Provided data -
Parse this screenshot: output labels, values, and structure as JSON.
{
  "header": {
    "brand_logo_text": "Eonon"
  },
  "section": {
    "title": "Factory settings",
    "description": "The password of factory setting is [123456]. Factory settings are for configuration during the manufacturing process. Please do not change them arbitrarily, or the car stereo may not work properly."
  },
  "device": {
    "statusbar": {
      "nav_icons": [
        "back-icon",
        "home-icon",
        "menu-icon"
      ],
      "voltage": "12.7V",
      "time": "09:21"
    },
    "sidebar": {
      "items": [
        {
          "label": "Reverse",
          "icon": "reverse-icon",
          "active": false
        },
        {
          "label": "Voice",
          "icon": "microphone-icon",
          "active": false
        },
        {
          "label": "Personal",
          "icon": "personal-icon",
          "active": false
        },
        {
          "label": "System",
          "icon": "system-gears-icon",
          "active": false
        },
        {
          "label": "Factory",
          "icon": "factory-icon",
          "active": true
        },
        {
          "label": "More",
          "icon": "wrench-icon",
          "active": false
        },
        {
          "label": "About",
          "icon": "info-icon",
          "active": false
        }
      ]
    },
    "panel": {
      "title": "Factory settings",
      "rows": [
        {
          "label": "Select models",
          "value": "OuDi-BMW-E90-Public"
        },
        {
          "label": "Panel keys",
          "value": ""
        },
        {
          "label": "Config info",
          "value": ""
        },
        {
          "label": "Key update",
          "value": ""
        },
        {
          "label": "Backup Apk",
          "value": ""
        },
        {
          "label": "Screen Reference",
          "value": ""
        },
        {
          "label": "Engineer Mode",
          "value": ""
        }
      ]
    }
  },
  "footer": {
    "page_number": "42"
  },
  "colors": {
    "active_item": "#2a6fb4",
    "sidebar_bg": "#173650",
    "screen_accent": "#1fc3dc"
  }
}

Short exercise -
Lines that include the word "settings" are to be extracted from the data above.

Task solution -
    "title": "Factory settings",
    "description": "The password of factory setting is [123456]. Factory settings are for configuration during the manufacturing process. Please do not change them arbitrarily, or the car stereo may not work properly."
      "title": "Factory settings",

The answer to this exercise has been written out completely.